[Rows from a dataset]
= = = = =
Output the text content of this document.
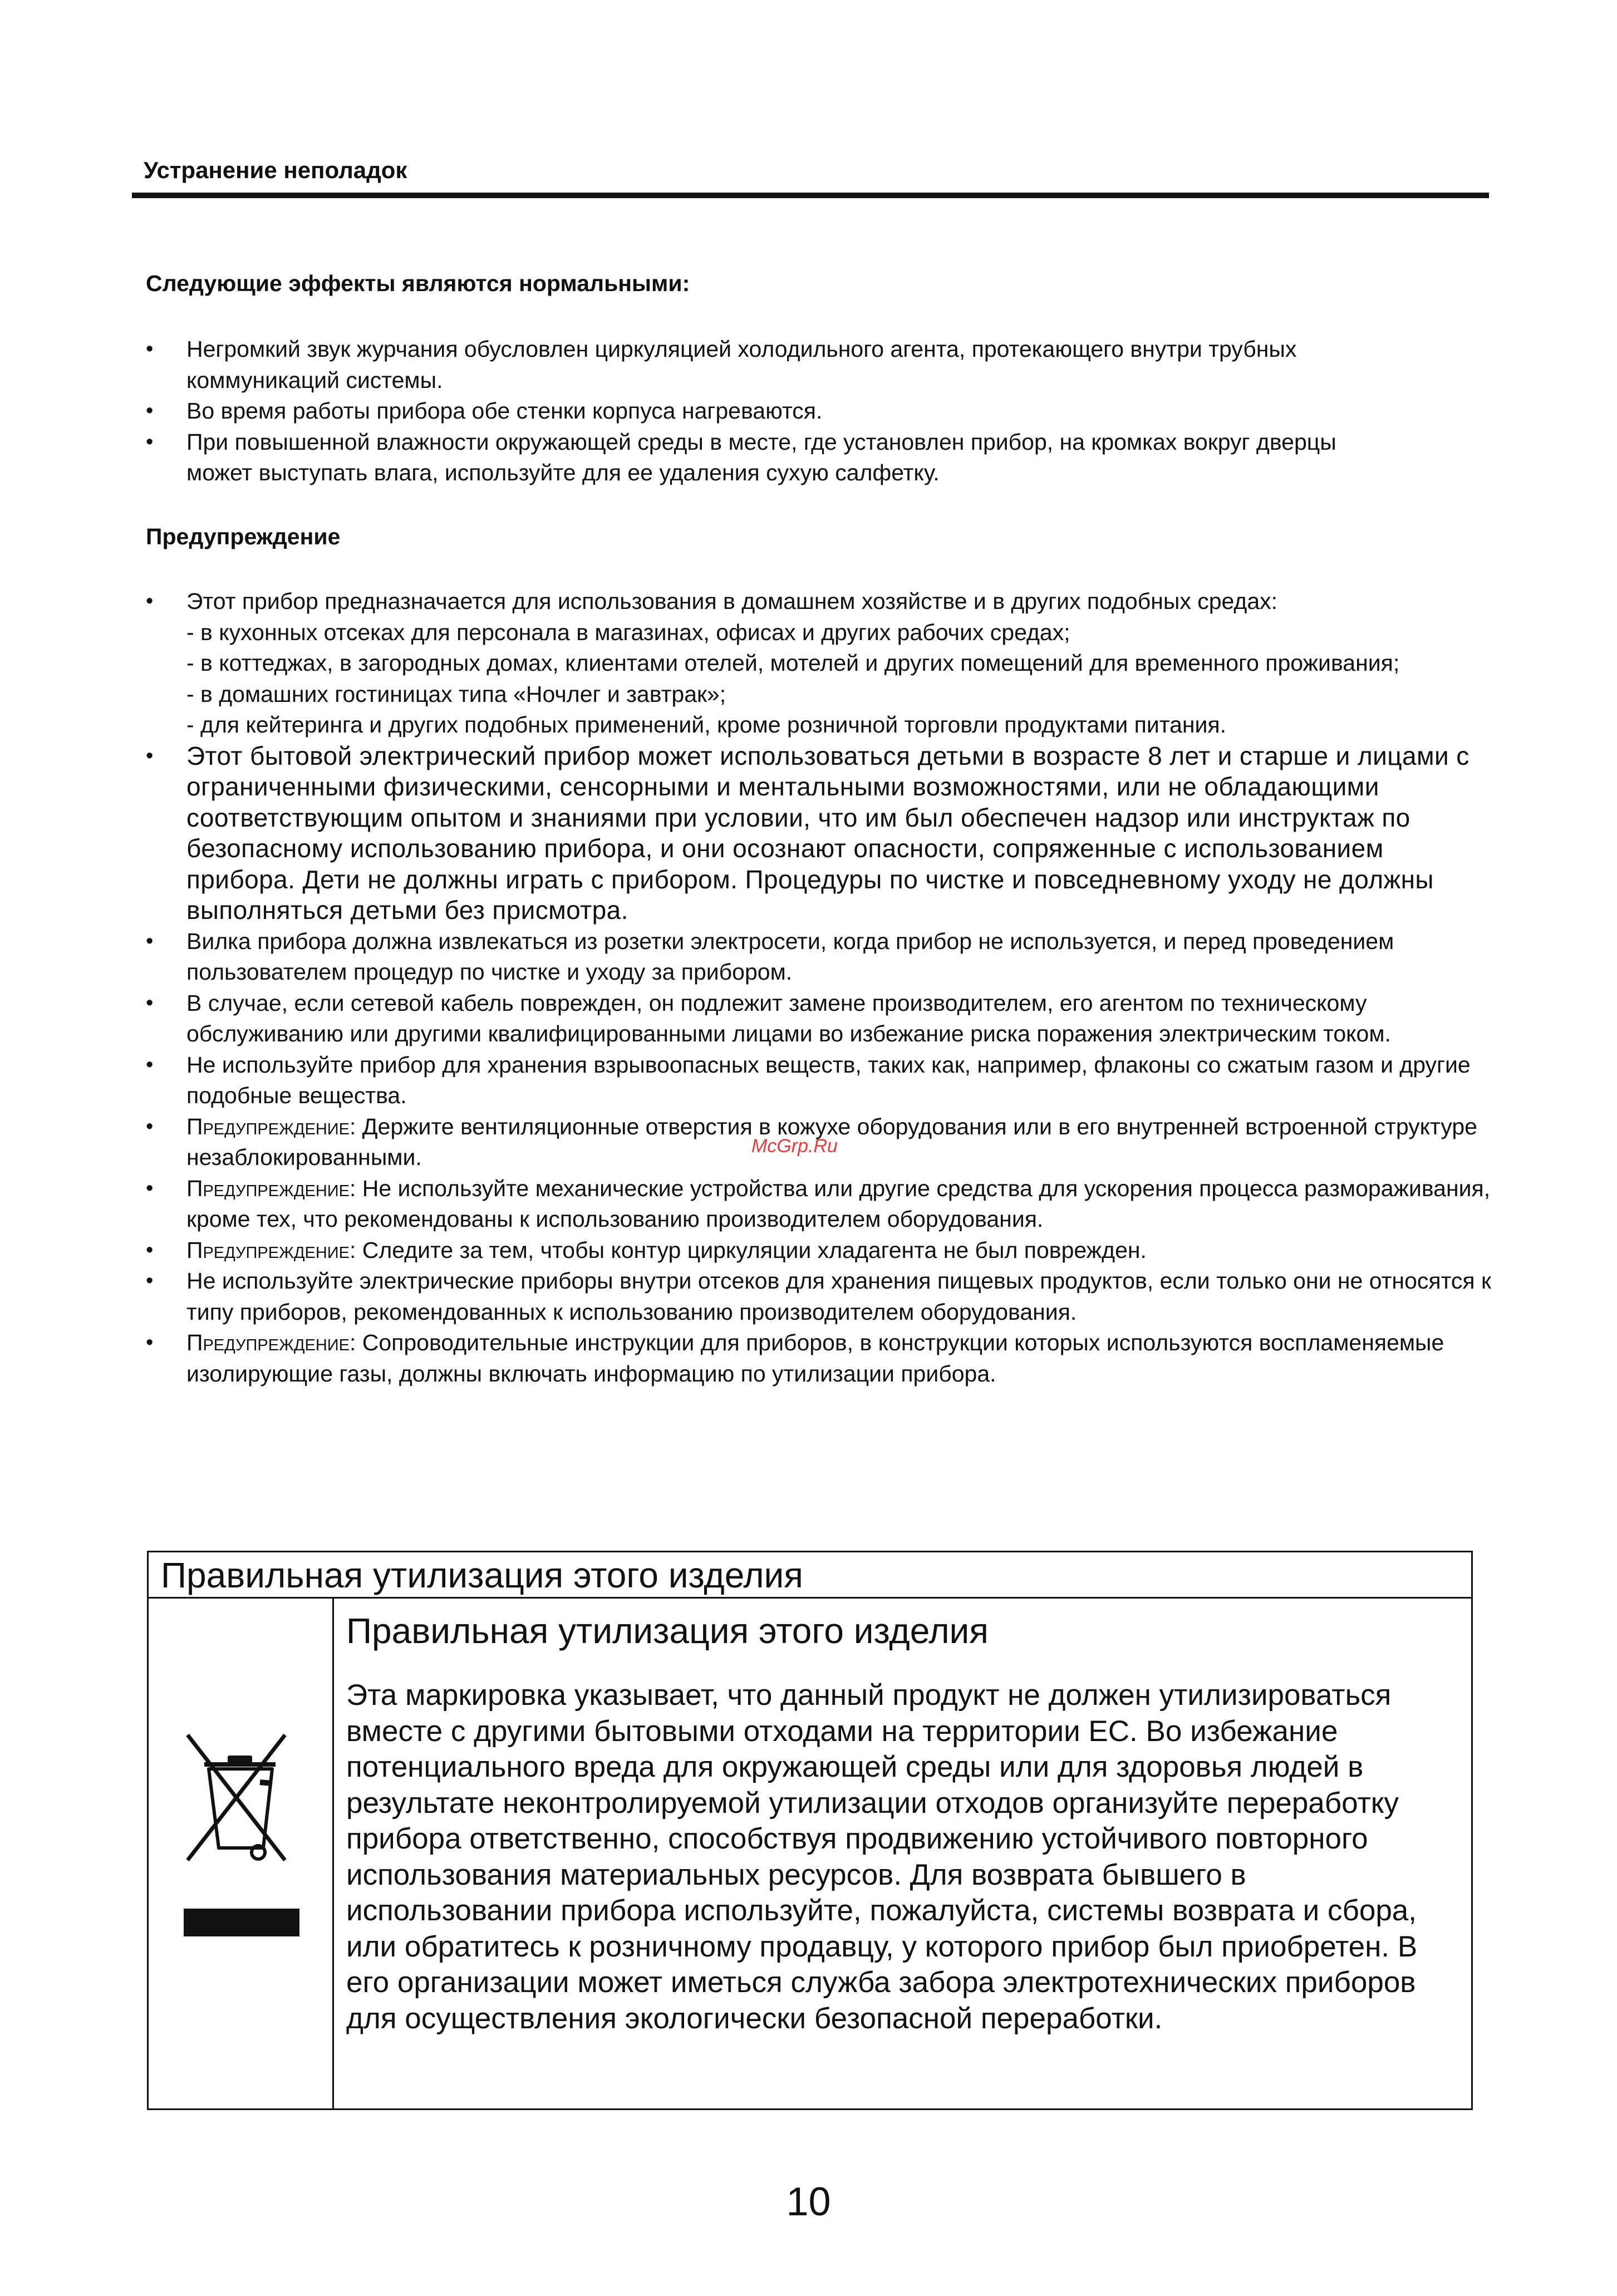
Устранение неполадок
Следующие эффекты являются нормальными:
•	Негромкий звук журчания обусловлен циркуляцией холодильного агента, протекающего внутри трубных коммуникаций системы.
•	Во время работы прибора обе стенки корпуса нагреваются.
•	При повышенной влажности окружающей среды в месте, где установлен прибор, на кромках вокруг дверцы может выступать влага, используйте для ее удаления сухую салфетку.
Предупреждение
•	Этот прибор предназначается для использования в домашнем хозяйстве и в других подобных средах:
- в кухонных отсеках для персонала в магазинах, офисах и других рабочих средах;
- в коттеджах, в загородных домах, клиентами отелей, мотелей и других помещений для временного проживания;
- в домашних гостиницах типа «Ночлег и завтрак»;
- для кейтеринга и других подобных применений, кроме розничной торговли продуктами питания.
•	Этот бытовой электрический прибор может использоваться детьми в возрасте 8 лет и старше и лицами с ограниченными физическими, сенсорными и ментальными возможностями, или не обладающими соответствующим опытом и знаниями при условии, что им был обеспечен надзор или инструктаж по безопасному использованию прибора, и они осознают опасности, сопряженные с использованием прибора. Дети не должны играть с прибором. Процедуры по чистке и повседневному уходу не должны выполняться детьми без присмотра.
•	Вилка прибора должна извлекаться из розетки электросети, когда прибор не используется, и перед проведением пользователем процедур по чистке и уходу за прибором.
•	В случае, если сетевой кабель поврежден, он подлежит замене производителем, его агентом по техническому обслуживанию или другими квалифицированными лицами во избежание риска поражения электрическим током.
•	Не используйте прибор для хранения взрывоопасных веществ, таких как, например, флаконы со сжатым газом и другие подобные вещества.
•	Предупреждение: Держите вентиляционные отверстия в кожухе оборудования или в его внутренней встроенной структуре незаблокированными.
•	Предупреждение: Не используйте механические устройства или другие средства для ускорения процесса размораживания, кроме тех, что рекомендованы к использованию производителем оборудования.
•	Предупреждение: Следите за тем, чтобы контур циркуляции хладагента не был поврежден.
•	Не используйте электрические приборы внутри отсеков для хранения пищевых продуктов, если только они не относятся к типу приборов, рекомендованных к использованию производителем оборудования.
•	Предупреждение: Сопроводительные инструкции для приборов, в конструкции которых используются воспламеняемые изолирующие газы, должны включать информацию по утилизации прибора.
McGrp.Ru
Правильная утилизация этого изделия
Правильная утилизация этого изделия
Эта маркировка указывает, что данный продукт не должен утилизироваться вместе с другими бытовыми отходами на территории ЕС. Во избежание потенциального вреда для окружающей среды или для здоровья людей в результате неконтролируемой утилизации отходов организуйте переработку прибора ответственно, способствуя продвижению устойчивого повторного использования материальных ресурсов. Для возврата бывшего в использовании прибора используйте, пожалуйста, системы возврата и сбора, или обратитесь к розничному продавцу, у которого прибор был приобретен. В его организации может иметься служба забора электротехнических приборов для осуществления экологически безопасной переработки.
10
= = = = =
Problem requirements:
Set the listing down in full and exactly. Pictures within it should not appear in the copy.

Solution to the problem:
Output the text content of this document.
Устранение неполадок
Следующие эффекты являются нормальными:
•	Негромкий звук журчания обусловлен циркуляцией холодильного агента, протекающего внутри трубных коммуникаций системы.
•	Во время работы прибора обе стенки корпуса нагреваются.
•	При повышенной влажности окружающей среды в месте, где установлен прибор, на кромках вокруг дверцы может выступать влага, используйте для ее удаления сухую салфетку.
Предупреждение
•	Этот прибор предназначается для использования в домашнем хозяйстве и в других подобных средах:
- в кухонных отсеках для персонала в магазинах, офисах и других рабочих средах;
- в коттеджах, в загородных домах, клиентами отелей, мотелей и других помещений для временного проживания;
- в домашних гостиницах типа «Ночлег и завтрак»;
- для кейтеринга и других подобных применений, кроме розничной торговли продуктами питания.
•	Этот бытовой электрический прибор может использоваться детьми в возрасте 8 лет и старше и лицами с ограниченными физическими, сенсорными и ментальными возможностями, или не обладающими соответствующим опытом и знаниями при условии, что им был обеспечен надзор или инструктаж по безопасному использованию прибора, и они осознают опасности, сопряженные с использованием прибора. Дети не должны играть с прибором. Процедуры по чистке и повседневному уходу не должны выполняться детьми без присмотра.
•	Вилка прибора должна извлекаться из розетки электросети, когда прибор не используется, и перед проведением пользователем процедур по чистке и уходу за прибором.
•	В случае, если сетевой кабель поврежден, он подлежит замене производителем, его агентом по техническому обслуживанию или другими квалифицированными лицами во избежание риска поражения электрическим током.
•	Не используйте прибор для хранения взрывоопасных веществ, таких как, например, флаконы со сжатым газом и другие подобные вещества.
•	Предупреждение: Держите вентиляционные отверстия в кожухе оборудования или в его внутренней встроенной структуре незаблокированными.
•	Предупреждение: Не используйте механические устройства или другие средства для ускорения процесса размораживания, кроме тех, что рекомендованы к использованию производителем оборудования.
•	Предупреждение: Следите за тем, чтобы контур циркуляции хладагента не был поврежден.
•	Не используйте электрические приборы внутри отсеков для хранения пищевых продуктов, если только они не относятся к типу приборов, рекомендованных к использованию производителем оборудования.
•	Предупреждение: Сопроводительные инструкции для приборов, в конструкции которых используются воспламеняемые изолирующие газы, должны включать информацию по утилизации прибора.
McGrp.Ru
Правильная утилизация этого изделия
Правильная утилизация этого изделия
Эта маркировка указывает, что данный продукт не должен утилизироваться вместе с другими бытовыми отходами на территории ЕС. Во избежание потенциального вреда для окружающей среды или для здоровья людей в результате неконтролируемой утилизации отходов организуйте переработку прибора ответственно, способствуя продвижению устойчивого повторного использования материальных ресурсов. Для возврата бывшего в использовании прибора используйте, пожалуйста, системы возврата и сбора, или обратитесь к розничному продавцу, у которого прибор был приобретен. В его организации может иметься служба забора электротехнических приборов для осуществления экологически безопасной переработки.
10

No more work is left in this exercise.